Instructions for the task
Please report every line from the material that contains the word "style".

Materials provided
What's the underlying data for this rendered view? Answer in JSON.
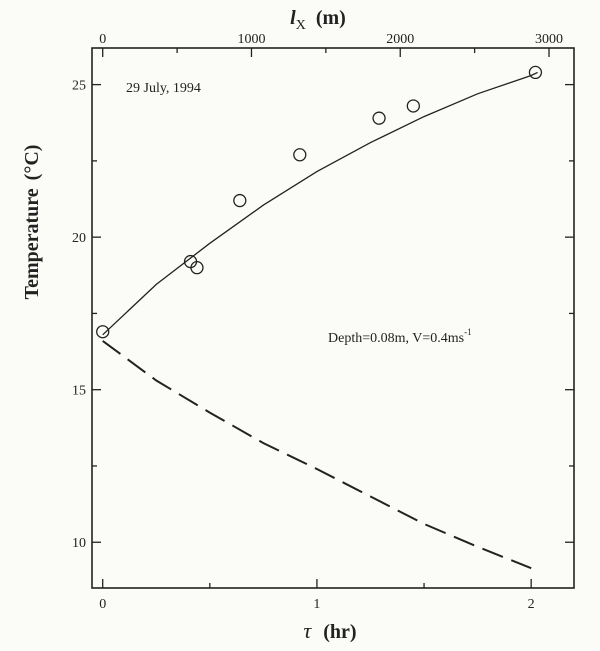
{
  "chart_data": {
    "type": "scatter",
    "xlabel_symbol": "τ",
    "xlabel_unit": "(hr)",
    "top_xlabel_symbol": "l",
    "top_xlabel_sub": "X",
    "top_xlabel_unit": "(m)",
    "ylabel": "Temperature",
    "ylabel_unit": "(°C)",
    "xlim": [
      -0.05,
      2.2
    ],
    "ylim": [
      8.5,
      26.2
    ],
    "x_ticks": [
      0,
      1,
      2
    ],
    "x_tick_labels": [
      "0",
      "1",
      "2"
    ],
    "top_x_ticks_m": [
      0,
      1000,
      2000,
      3000
    ],
    "top_x_tick_labels": [
      "0",
      "1000",
      "2000",
      "3000"
    ],
    "top_x_scale_m_per_hr": 1440,
    "y_ticks": [
      10,
      15,
      20,
      25
    ],
    "y_tick_labels": [
      "10",
      "15",
      "20",
      "25"
    ],
    "annotations": {
      "date": "29 July, 1994",
      "condition_main": "Depth=0.08m, V=0.4ms",
      "condition_sup": "-1"
    },
    "series": [
      {
        "style": "markers",
        "x": [
          0.0,
          0.41,
          0.44,
          0.64,
          0.92,
          1.29,
          1.45,
          2.02
        ],
        "y": [
          16.9,
          19.2,
          19.0,
          21.2,
          22.7,
          23.9,
          24.3,
          25.4
        ]
      },
      {
        "style": "solid",
        "x": [
          0.0,
          0.25,
          0.5,
          0.75,
          1.0,
          1.25,
          1.5,
          1.75,
          2.0,
          2.03
        ],
        "y": [
          16.8,
          18.45,
          19.8,
          21.05,
          22.15,
          23.1,
          23.95,
          24.7,
          25.3,
          25.4
        ]
      },
      {
        "style": "dashed",
        "x": [
          0.0,
          0.25,
          0.5,
          0.75,
          1.0,
          1.25,
          1.5,
          1.75,
          2.0
        ],
        "y": [
          16.6,
          15.3,
          14.25,
          13.25,
          12.4,
          11.5,
          10.6,
          9.85,
          9.15
        ]
      }
    ]
  }
}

Exercise answer
        "style": "markers",
        "style": "solid",
        "style": "dashed",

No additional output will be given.